Your objective:
In the lines below, find how many contain the word "America" and report that figure alone.
----- Records for the task -----
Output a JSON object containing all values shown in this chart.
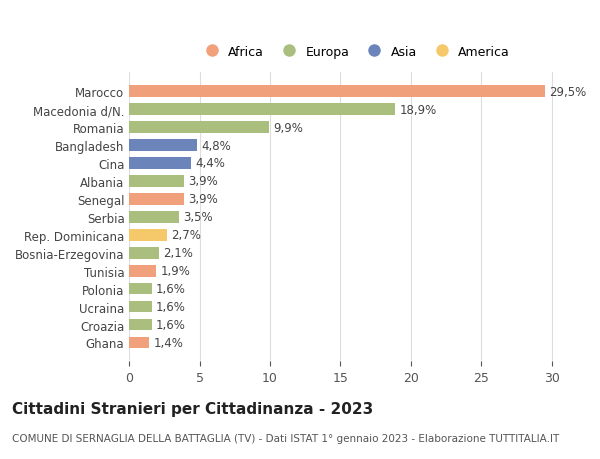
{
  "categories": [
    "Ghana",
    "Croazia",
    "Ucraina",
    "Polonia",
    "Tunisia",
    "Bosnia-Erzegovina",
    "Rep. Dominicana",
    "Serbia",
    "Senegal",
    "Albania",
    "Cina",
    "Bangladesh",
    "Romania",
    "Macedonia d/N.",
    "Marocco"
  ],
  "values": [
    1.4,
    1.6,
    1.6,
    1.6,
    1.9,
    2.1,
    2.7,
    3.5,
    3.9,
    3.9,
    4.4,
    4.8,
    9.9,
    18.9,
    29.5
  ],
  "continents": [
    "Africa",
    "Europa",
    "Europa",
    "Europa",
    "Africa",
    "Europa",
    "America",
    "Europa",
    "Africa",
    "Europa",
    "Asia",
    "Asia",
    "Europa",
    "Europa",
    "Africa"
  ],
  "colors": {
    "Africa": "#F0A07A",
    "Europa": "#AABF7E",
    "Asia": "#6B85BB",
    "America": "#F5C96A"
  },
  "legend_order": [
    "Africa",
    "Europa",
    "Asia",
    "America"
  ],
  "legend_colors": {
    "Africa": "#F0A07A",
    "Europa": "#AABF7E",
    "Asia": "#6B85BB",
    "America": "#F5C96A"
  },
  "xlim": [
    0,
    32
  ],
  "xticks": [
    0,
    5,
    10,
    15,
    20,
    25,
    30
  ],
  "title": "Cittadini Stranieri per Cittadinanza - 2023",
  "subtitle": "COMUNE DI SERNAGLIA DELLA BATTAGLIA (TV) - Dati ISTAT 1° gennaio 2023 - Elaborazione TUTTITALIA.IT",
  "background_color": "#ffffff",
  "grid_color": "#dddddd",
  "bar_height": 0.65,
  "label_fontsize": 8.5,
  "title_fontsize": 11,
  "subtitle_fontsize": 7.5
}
-----
----- Records for the task -----
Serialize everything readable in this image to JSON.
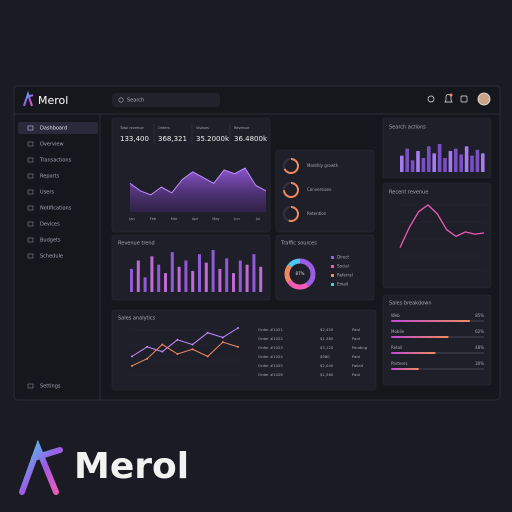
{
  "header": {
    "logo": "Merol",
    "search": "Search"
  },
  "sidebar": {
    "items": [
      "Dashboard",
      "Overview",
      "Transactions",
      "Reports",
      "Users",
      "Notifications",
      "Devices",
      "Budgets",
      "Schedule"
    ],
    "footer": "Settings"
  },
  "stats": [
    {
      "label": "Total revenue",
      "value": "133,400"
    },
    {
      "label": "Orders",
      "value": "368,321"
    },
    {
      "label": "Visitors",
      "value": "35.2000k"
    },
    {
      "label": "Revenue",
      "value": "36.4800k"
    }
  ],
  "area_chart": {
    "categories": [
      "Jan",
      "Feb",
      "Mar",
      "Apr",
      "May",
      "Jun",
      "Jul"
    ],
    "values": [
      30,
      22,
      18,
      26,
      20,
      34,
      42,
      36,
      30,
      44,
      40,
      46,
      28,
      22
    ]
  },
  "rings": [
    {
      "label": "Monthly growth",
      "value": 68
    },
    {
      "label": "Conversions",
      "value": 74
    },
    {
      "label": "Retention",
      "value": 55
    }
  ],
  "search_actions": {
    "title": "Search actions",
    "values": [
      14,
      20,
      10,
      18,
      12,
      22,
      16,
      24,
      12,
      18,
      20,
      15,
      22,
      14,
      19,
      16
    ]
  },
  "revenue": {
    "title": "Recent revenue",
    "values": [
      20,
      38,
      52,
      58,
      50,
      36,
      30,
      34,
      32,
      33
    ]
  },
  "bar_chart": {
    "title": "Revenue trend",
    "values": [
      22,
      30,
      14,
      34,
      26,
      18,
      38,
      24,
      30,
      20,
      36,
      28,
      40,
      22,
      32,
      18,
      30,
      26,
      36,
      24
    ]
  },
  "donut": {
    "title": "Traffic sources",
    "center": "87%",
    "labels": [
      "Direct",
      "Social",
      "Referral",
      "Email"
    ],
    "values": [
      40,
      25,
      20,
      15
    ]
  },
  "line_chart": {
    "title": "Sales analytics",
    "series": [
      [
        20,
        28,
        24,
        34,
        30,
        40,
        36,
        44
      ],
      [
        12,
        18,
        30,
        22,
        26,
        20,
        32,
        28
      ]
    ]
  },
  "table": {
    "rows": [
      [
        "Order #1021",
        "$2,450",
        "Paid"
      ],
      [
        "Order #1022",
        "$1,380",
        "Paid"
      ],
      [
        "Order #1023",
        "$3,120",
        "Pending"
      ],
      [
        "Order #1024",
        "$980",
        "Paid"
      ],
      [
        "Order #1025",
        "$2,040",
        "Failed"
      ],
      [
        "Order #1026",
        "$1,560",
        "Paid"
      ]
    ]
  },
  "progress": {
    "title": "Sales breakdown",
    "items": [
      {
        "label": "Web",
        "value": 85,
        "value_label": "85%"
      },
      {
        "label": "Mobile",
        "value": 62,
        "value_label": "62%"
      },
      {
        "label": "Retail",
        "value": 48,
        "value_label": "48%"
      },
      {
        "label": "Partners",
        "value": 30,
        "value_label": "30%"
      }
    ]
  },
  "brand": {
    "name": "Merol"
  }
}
-----
Output below:
4